§ Task description: Take the lines from the one containing "What's the underlying" through the final line below and restate them exactly. Omit the pictures.

§ Given data:
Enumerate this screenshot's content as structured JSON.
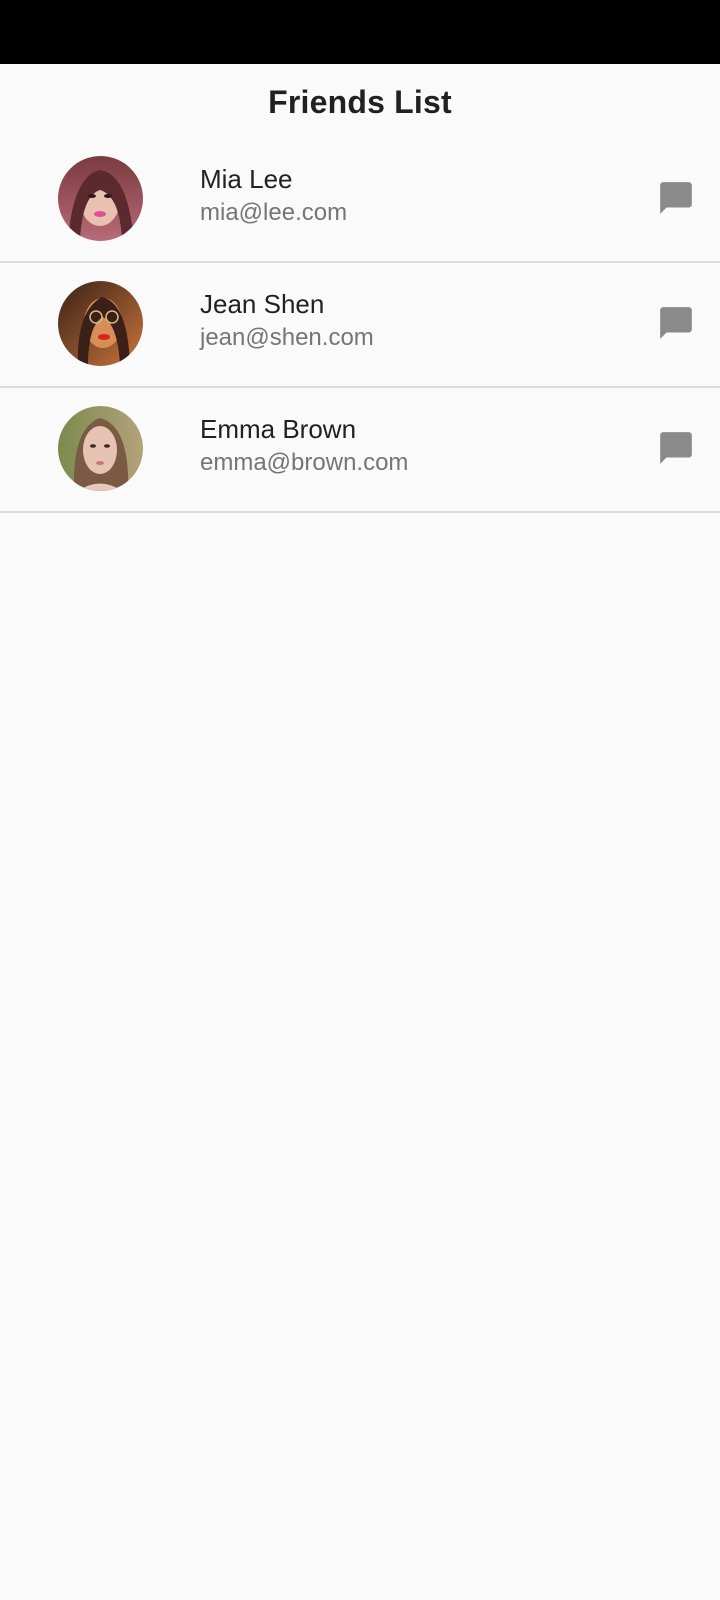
{
  "header": {
    "title": "Friends List"
  },
  "friends": [
    {
      "name": "Mia Lee",
      "email": "mia@lee.com",
      "avatar_icon": "avatar-photo",
      "action_icon": "message-icon"
    },
    {
      "name": "Jean Shen",
      "email": "jean@shen.com",
      "avatar_icon": "avatar-photo",
      "action_icon": "message-icon"
    },
    {
      "name": "Emma Brown",
      "email": "emma@brown.com",
      "avatar_icon": "avatar-photo",
      "action_icon": "message-icon"
    }
  ],
  "colors": {
    "status_bar": "#000000",
    "background": "#fafafa",
    "divider": "#dcdcdc",
    "primary_text": "#212121",
    "secondary_text": "#757575",
    "icon": "#8a8a8a"
  }
}
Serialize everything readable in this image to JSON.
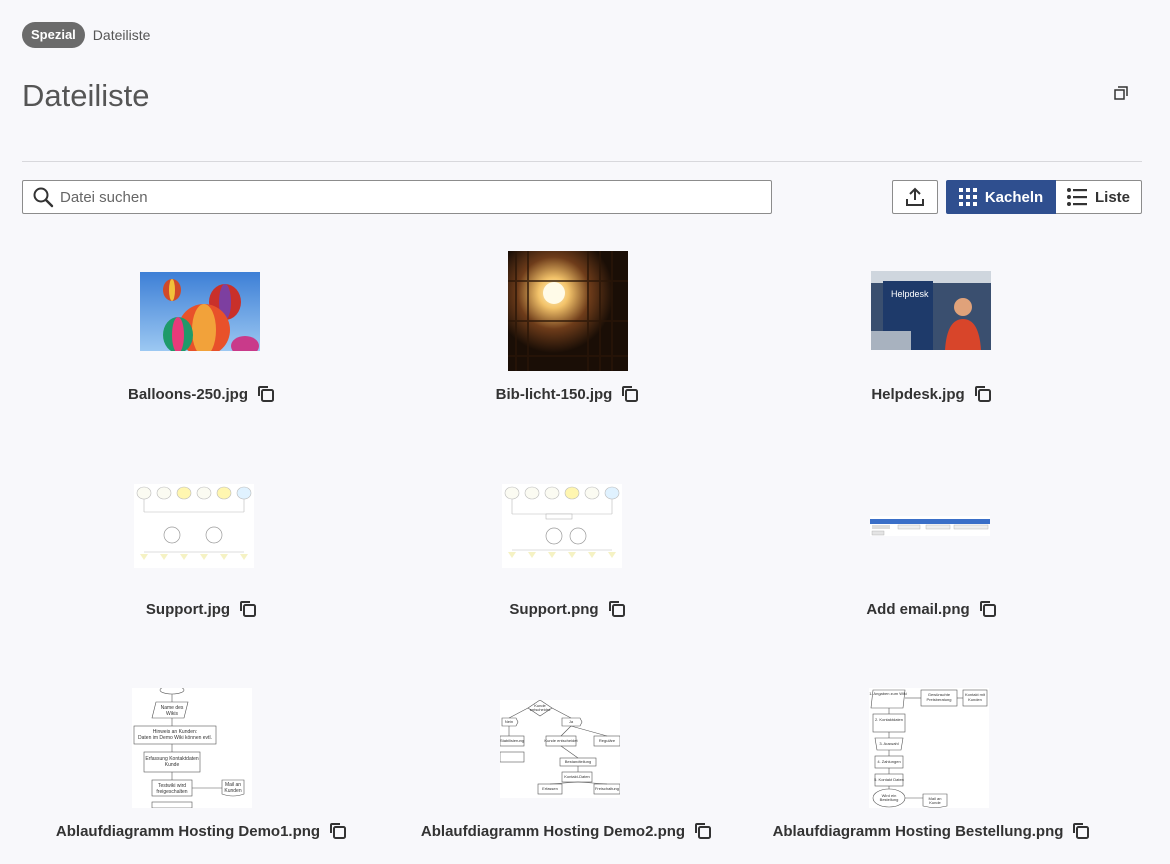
{
  "breadcrumb": {
    "badge": "Spezial",
    "current": "Dateiliste"
  },
  "page": {
    "title": "Dateiliste"
  },
  "search": {
    "placeholder": "Datei suchen",
    "value": ""
  },
  "view_toggle": {
    "tiles_label": "Kacheln",
    "list_label": "Liste",
    "active": "tiles"
  },
  "colors": {
    "accent": "#2f4f8f",
    "badge": "#6b6b6b"
  },
  "files": [
    {
      "name": "Balloons-250.jpg",
      "thumb": "balloons"
    },
    {
      "name": "Bib-licht-150.jpg",
      "thumb": "library-lamp"
    },
    {
      "name": "Helpdesk.jpg",
      "thumb": "helpdesk"
    },
    {
      "name": "Support.jpg",
      "thumb": "diagram"
    },
    {
      "name": "Support.png",
      "thumb": "diagram"
    },
    {
      "name": "Add email.png",
      "thumb": "form-screenshot"
    },
    {
      "name": "Ablaufdiagramm Hosting Demo1.png",
      "thumb": "flowchart"
    },
    {
      "name": "Ablaufdiagramm Hosting Demo2.png",
      "thumb": "flowchart"
    },
    {
      "name": "Ablaufdiagramm Hosting Bestellung.png",
      "thumb": "flowchart"
    }
  ]
}
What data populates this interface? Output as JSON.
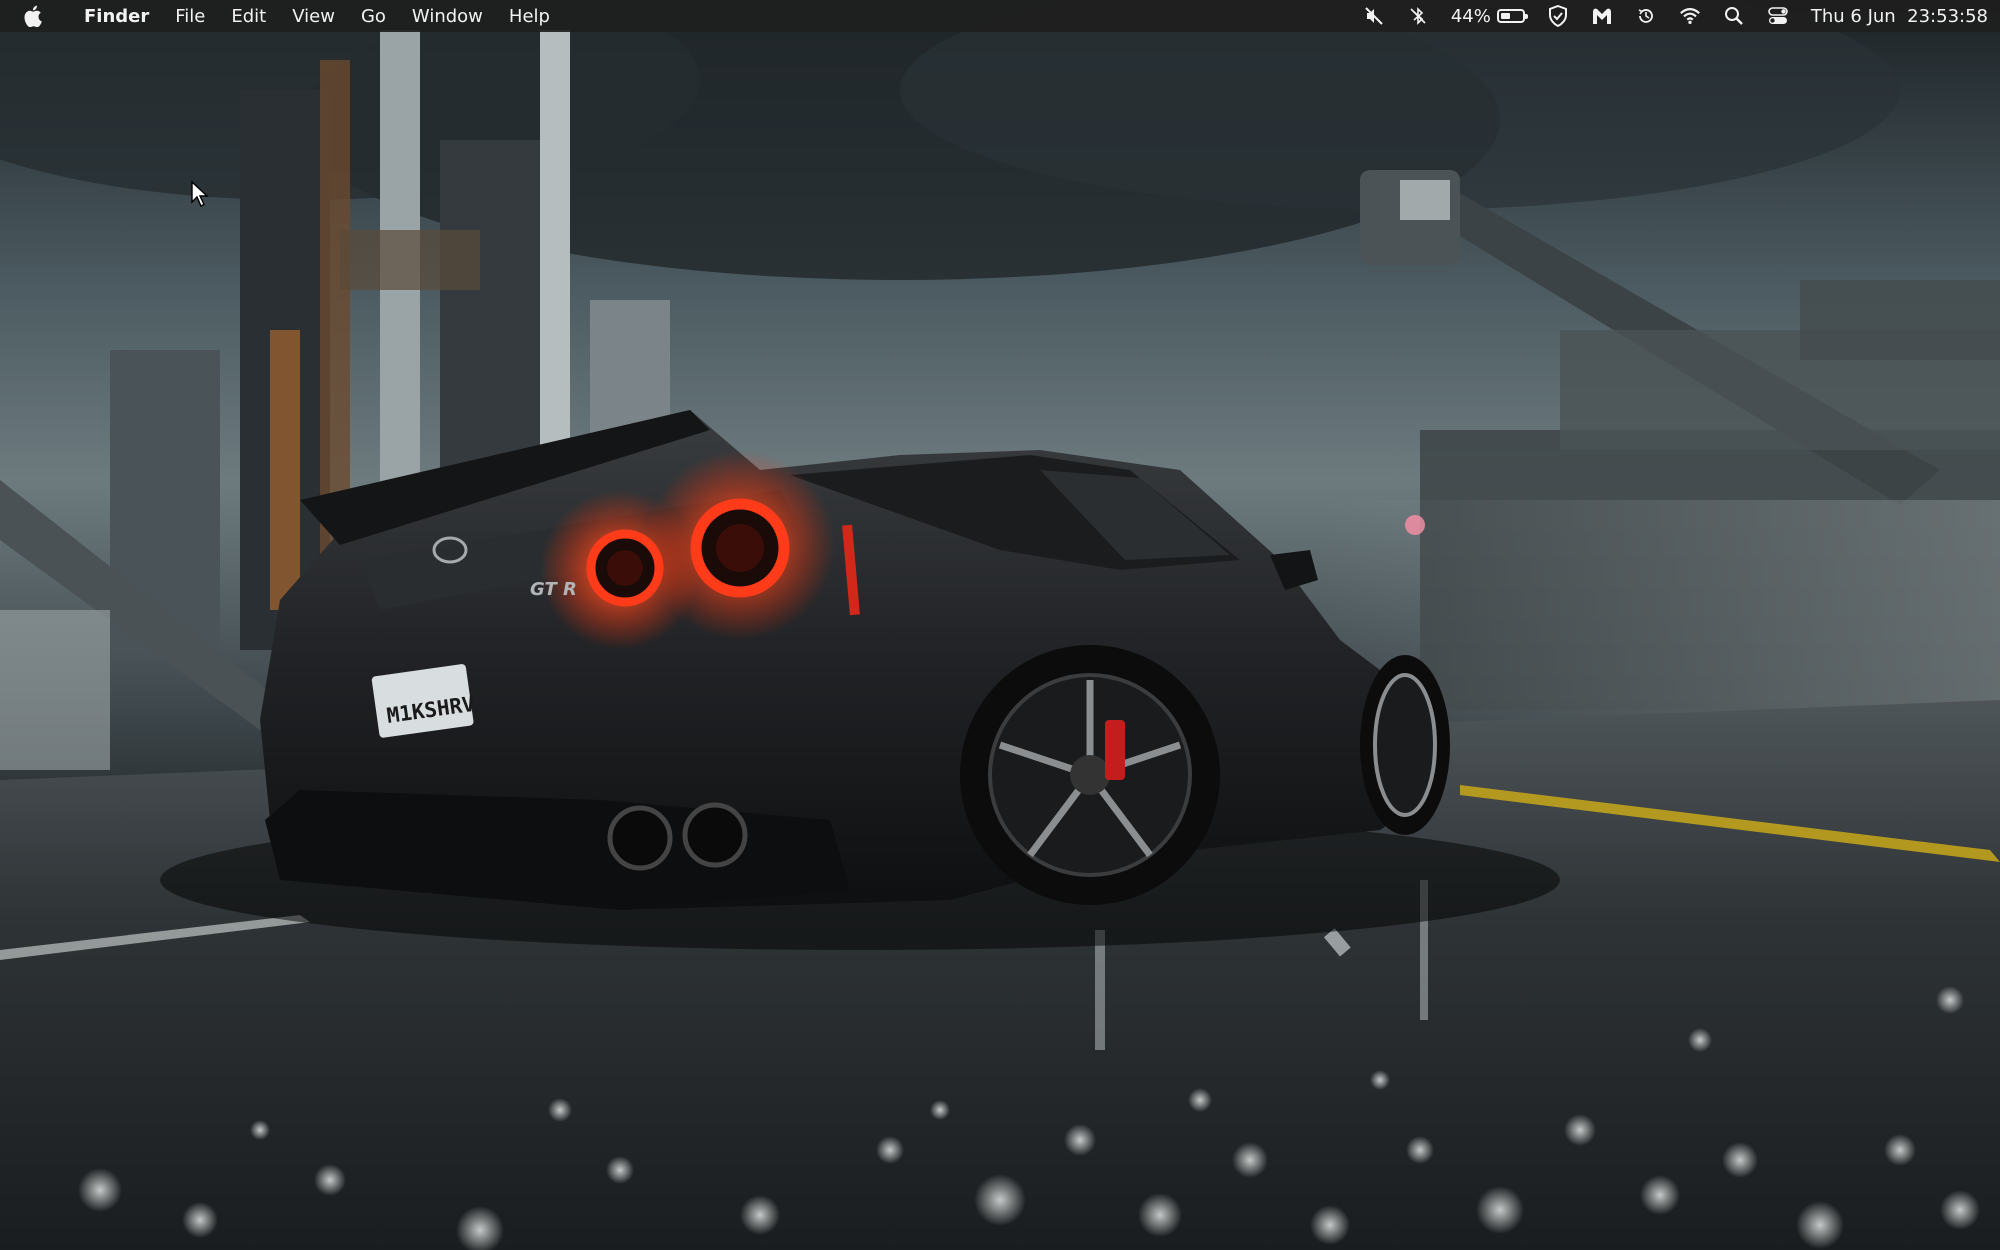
{
  "menubar": {
    "apple_icon": "apple-logo-icon",
    "app_name": "Finder",
    "menus": [
      "File",
      "Edit",
      "View",
      "Go",
      "Window",
      "Help"
    ],
    "status": {
      "battery_percent": "44%",
      "battery_level": 0.44,
      "datetime": "Thu 6 Jun  23:53:58"
    }
  },
  "wallpaper": {
    "license_plate": "M1KSHRV",
    "badge": "GT R"
  },
  "colors": {
    "menubar_bg": "#1e1e1e",
    "tail_light": "#ff3b1a",
    "road_line": "#c9a81a"
  }
}
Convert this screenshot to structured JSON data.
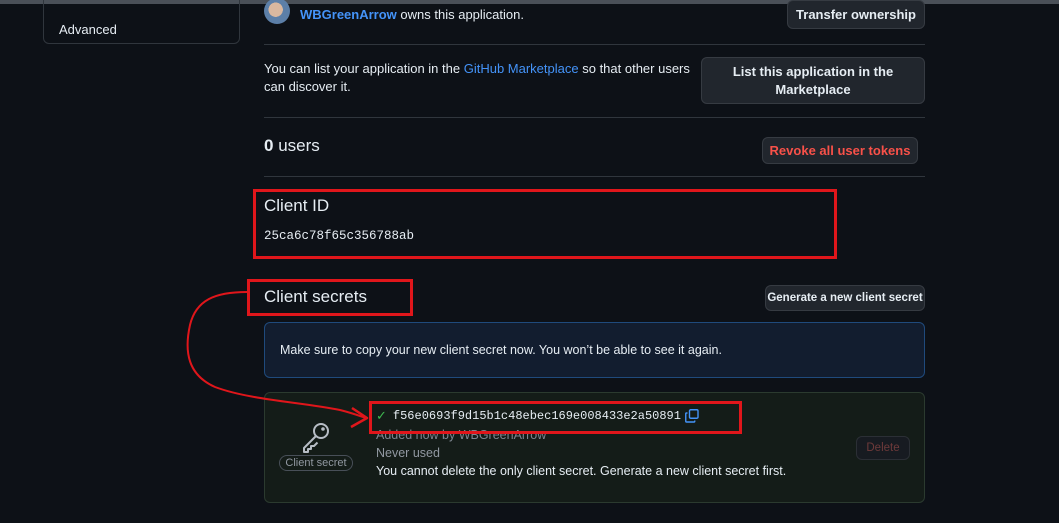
{
  "sidebar": {
    "items": [
      {
        "label": "Advanced"
      }
    ]
  },
  "owner": {
    "name": "WBGreenArrow",
    "suffix": " owns this application.",
    "transfer_label": "Transfer ownership"
  },
  "marketplace": {
    "text_before": "You can list your application in the ",
    "link": "GitHub Marketplace",
    "text_after": " so that other users can discover it.",
    "button_label": "List this application in the Marketplace"
  },
  "users": {
    "count": "0",
    "label": " users",
    "revoke_label": "Revoke all user tokens"
  },
  "client_id": {
    "heading": "Client ID",
    "value": "25ca6c78f65c356788ab"
  },
  "client_secrets": {
    "heading": "Client secrets",
    "generate_label": "Generate a new client secret",
    "flash": "Make sure to copy your new client secret now. You won’t be able to see it again.",
    "secret": {
      "icon_label": "Client secret",
      "value": "f56e0693f9d15b1c48ebec169e008433e2a50891",
      "added": "Added now by WBGreenArrow",
      "usage": "Never used",
      "note": "You cannot delete the only client secret. Generate a new client secret first.",
      "delete_label": "Delete"
    }
  },
  "colors": {
    "background": "#0d1117",
    "link": "#4493f8",
    "annotation": "#e0161b",
    "success": "#3fb950",
    "danger": "#f85149"
  },
  "icons": [
    "avatar",
    "check-icon",
    "copy-icon",
    "key-icon"
  ]
}
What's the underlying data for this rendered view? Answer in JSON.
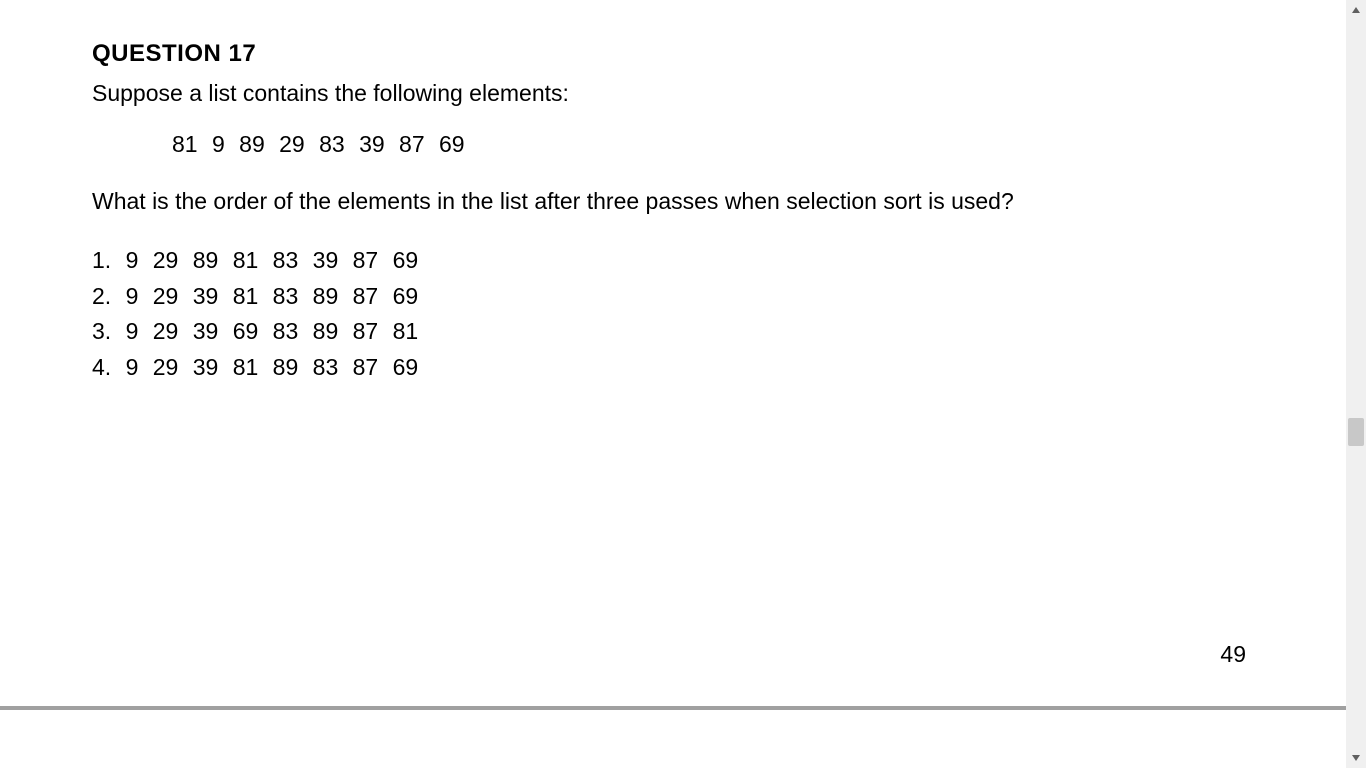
{
  "question": {
    "title": "QUESTION 17",
    "intro": "Suppose a list contains the following elements:",
    "list_elements": "81  9  89  29  83  39  87  69",
    "prompt": "What is the order of the elements in the list after three passes when selection sort is used?",
    "options": [
      {
        "num": "1.",
        "values": "9  29  89  81  83  39  87  69"
      },
      {
        "num": "2.",
        "values": "9  29  39  81  83  89  87  69"
      },
      {
        "num": "3.",
        "values": "9  29  39  69  83  89  87  81"
      },
      {
        "num": "4.",
        "values": "9  29  39  81  89  83  87  69"
      }
    ]
  },
  "page_number": "49"
}
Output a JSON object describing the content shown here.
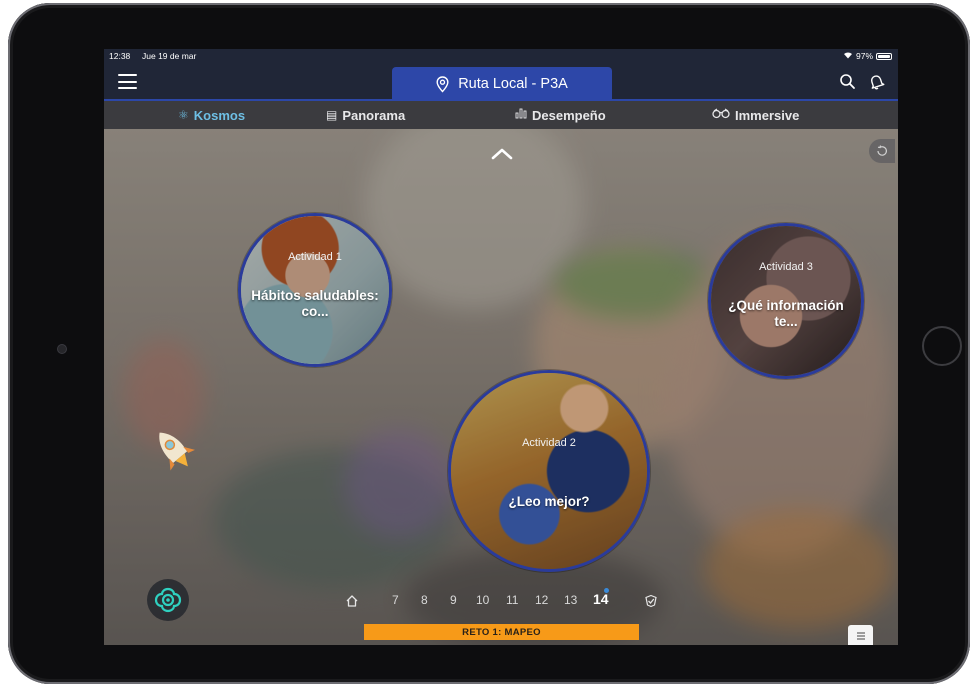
{
  "status_bar": {
    "time": "12:38",
    "date": "Jue 19 de mar",
    "battery": "97%"
  },
  "header": {
    "title": "Ruta Local - P3A"
  },
  "tabs": [
    {
      "label": "Kosmos",
      "icon": "atom-icon",
      "active": true
    },
    {
      "label": "Panorama",
      "icon": "newspaper-icon",
      "active": false
    },
    {
      "label": "Desempeño",
      "icon": "bar-chart-icon",
      "active": false
    },
    {
      "label": "Immersive",
      "icon": "vr-goggles-icon",
      "active": false
    }
  ],
  "activities": [
    {
      "label": "Actividad 1",
      "title": "Hábitos saludables: co..."
    },
    {
      "label": "Actividad 2",
      "title": "¿Leo mejor?"
    },
    {
      "label": "Actividad 3",
      "title": "¿Qué información te..."
    }
  ],
  "pager": {
    "pages": [
      "7",
      "8",
      "9",
      "10",
      "11",
      "12",
      "13",
      "14"
    ],
    "current": "14"
  },
  "challenge": {
    "label": "RETO 1: MAPEO"
  },
  "colors": {
    "accent_blue": "#2d47a8",
    "active_tab": "#6ebfe4",
    "challenge_orange": "#f79a18",
    "bar_dark": "#202637"
  }
}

§ Task response:
What's the underlying data for this rendered view? Answer in JSON.
{
  "question": {
    "title": "QUESTION 17",
    "intro": "Suppose a list contains the following elements:",
    "list_elements": "81  9  89  29  83  39  87  69",
    "prompt": "What is the order of the elements in the list after three passes when selection sort is used?",
    "options": [
      {
        "num": "1.",
        "values": "9  29  89  81  83  39  87  69"
      },
      {
        "num": "2.",
        "values": "9  29  39  81  83  89  87  69"
      },
      {
        "num": "3.",
        "values": "9  29  39  69  83  89  87  81"
      },
      {
        "num": "4.",
        "values": "9  29  39  81  89  83  87  69"
      }
    ]
  },
  "page_number": "49"
}
Output a JSON object describing the content shown here.
{
  "status_bar": {
    "time": "12:38",
    "date": "Jue 19 de mar",
    "battery": "97%"
  },
  "header": {
    "title": "Ruta Local - P3A"
  },
  "tabs": [
    {
      "label": "Kosmos",
      "icon": "atom-icon",
      "active": true
    },
    {
      "label": "Panorama",
      "icon": "newspaper-icon",
      "active": false
    },
    {
      "label": "Desempeño",
      "icon": "bar-chart-icon",
      "active": false
    },
    {
      "label": "Immersive",
      "icon": "vr-goggles-icon",
      "active": false
    }
  ],
  "activities": [
    {
      "label": "Actividad 1",
      "title": "Hábitos saludables: co..."
    },
    {
      "label": "Actividad 2",
      "title": "¿Leo mejor?"
    },
    {
      "label": "Actividad 3",
      "title": "¿Qué información te..."
    }
  ],
  "pager": {
    "pages": [
      "7",
      "8",
      "9",
      "10",
      "11",
      "12",
      "13",
      "14"
    ],
    "current": "14"
  },
  "challenge": {
    "label": "RETO 1: MAPEO"
  },
  "colors": {
    "accent_blue": "#2d47a8",
    "active_tab": "#6ebfe4",
    "challenge_orange": "#f79a18",
    "bar_dark": "#202637"
  }
}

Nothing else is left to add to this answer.